** START Given information **
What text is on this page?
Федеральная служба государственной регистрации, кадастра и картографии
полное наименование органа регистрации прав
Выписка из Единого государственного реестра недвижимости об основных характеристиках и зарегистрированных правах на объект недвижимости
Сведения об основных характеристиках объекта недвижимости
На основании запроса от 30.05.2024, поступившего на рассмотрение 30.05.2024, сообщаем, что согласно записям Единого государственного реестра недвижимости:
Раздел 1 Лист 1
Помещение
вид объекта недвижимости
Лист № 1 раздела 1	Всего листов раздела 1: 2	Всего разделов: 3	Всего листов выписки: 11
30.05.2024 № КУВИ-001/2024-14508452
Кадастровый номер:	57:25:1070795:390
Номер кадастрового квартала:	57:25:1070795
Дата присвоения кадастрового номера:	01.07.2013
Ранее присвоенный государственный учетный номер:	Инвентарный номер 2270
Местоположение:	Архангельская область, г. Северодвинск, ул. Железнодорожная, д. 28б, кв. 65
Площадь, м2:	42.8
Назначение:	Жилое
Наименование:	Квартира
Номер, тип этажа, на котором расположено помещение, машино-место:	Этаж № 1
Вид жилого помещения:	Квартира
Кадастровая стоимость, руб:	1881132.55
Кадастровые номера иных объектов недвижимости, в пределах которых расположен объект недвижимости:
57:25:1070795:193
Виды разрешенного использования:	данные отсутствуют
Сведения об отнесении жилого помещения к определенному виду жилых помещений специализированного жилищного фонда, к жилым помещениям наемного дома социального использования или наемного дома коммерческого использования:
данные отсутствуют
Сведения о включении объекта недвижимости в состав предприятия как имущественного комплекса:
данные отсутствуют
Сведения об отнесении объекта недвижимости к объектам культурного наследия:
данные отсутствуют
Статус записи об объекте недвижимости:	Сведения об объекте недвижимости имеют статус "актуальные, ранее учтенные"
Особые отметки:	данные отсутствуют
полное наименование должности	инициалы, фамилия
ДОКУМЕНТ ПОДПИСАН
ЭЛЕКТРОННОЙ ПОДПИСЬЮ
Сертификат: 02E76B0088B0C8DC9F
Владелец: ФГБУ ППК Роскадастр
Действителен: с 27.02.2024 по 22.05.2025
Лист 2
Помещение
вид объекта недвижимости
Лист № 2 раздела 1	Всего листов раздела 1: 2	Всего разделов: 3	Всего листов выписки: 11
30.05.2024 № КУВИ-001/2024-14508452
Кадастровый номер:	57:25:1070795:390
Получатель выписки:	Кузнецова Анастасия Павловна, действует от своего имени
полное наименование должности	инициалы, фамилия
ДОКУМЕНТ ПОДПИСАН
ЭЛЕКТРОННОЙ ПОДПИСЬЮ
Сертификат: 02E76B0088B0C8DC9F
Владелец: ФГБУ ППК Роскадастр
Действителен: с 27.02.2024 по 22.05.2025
** END Given information **
Reproduce the entries above in full, verbatim.

» Problem solution
What text is on this page?
Федеральная служба государственной регистрации, кадастра и картографии
полное наименование органа регистрации прав
Выписка из Единого государственного реестра недвижимости об основных характеристиках и зарегистрированных правах на объект недвижимости
Сведения об основных характеристиках объекта недвижимости
На основании запроса от 30.05.2024, поступившего на рассмотрение 30.05.2024, сообщаем, что согласно записям Единого государственного реестра недвижимости:
Раздел 1 Лист 1
Помещение
вид объекта недвижимости
Лист № 1 раздела 1	Всего листов раздела 1: 2	Всего разделов: 3	Всего листов выписки: 11
30.05.2024 № КУВИ-001/2024-14508452
Кадастровый номер:	57:25:1070795:390
Номер кадастрового квартала:	57:25:1070795
Дата присвоения кадастрового номера:	01.07.2013
Ранее присвоенный государственный учетный номер:	Инвентарный номер 2270
Местоположение:	Архангельская область, г. Северодвинск, ул. Железнодорожная, д. 28б, кв. 65
Площадь, м2:	42.8
Назначение:	Жилое
Наименование:	Квартира
Номер, тип этажа, на котором расположено помещение, машино-место:	Этаж № 1
Вид жилого помещения:	Квартира
Кадастровая стоимость, руб:	1881132.55
Кадастровые номера иных объектов недвижимости, в пределах которых расположен объект недвижимости:
57:25:1070795:193
Виды разрешенного использования:	данные отсутствуют
Сведения об отнесении жилого помещения к определенному виду жилых помещений специализированного жилищного фонда, к жилым помещениям наемного дома социального использования или наемного дома коммерческого использования:
данные отсутствуют
Сведения о включении объекта недвижимости в состав предприятия как имущественного комплекса:
данные отсутствуют
Сведения об отнесении объекта недвижимости к объектам культурного наследия:
данные отсутствуют
Статус записи об объекте недвижимости:	Сведения об объекте недвижимости имеют статус "актуальные, ранее учтенные"
Особые отметки:	данные отсутствуют
полное наименование должности	инициалы, фамилия
ДОКУМЕНТ ПОДПИСАН
ЭЛЕКТРОННОЙ ПОДПИСЬЮ
Сертификат: 02E76B0088B0C8DC9F
Владелец: ФГБУ ППК Роскадастр
Действителен: с 27.02.2024 по 22.05.2025
Лист 2
Помещение
вид объекта недвижимости
Лист № 2 раздела 1	Всего листов раздела 1: 2	Всего разделов: 3	Всего листов выписки: 11
30.05.2024 № КУВИ-001/2024-14508452
Кадастровый номер:	57:25:1070795:390
Получатель выписки:	Кузнецова Анастасия Павловна, действует от своего имени
полное наименование должности	инициалы, фамилия
ДОКУМЕНТ ПОДПИСАН
ЭЛЕКТРОННОЙ ПОДПИСЬЮ
Сертификат: 02E76B0088B0C8DC9F
Владелец: ФГБУ ППК Роскадастр
Действителен: с 27.02.2024 по 22.05.2025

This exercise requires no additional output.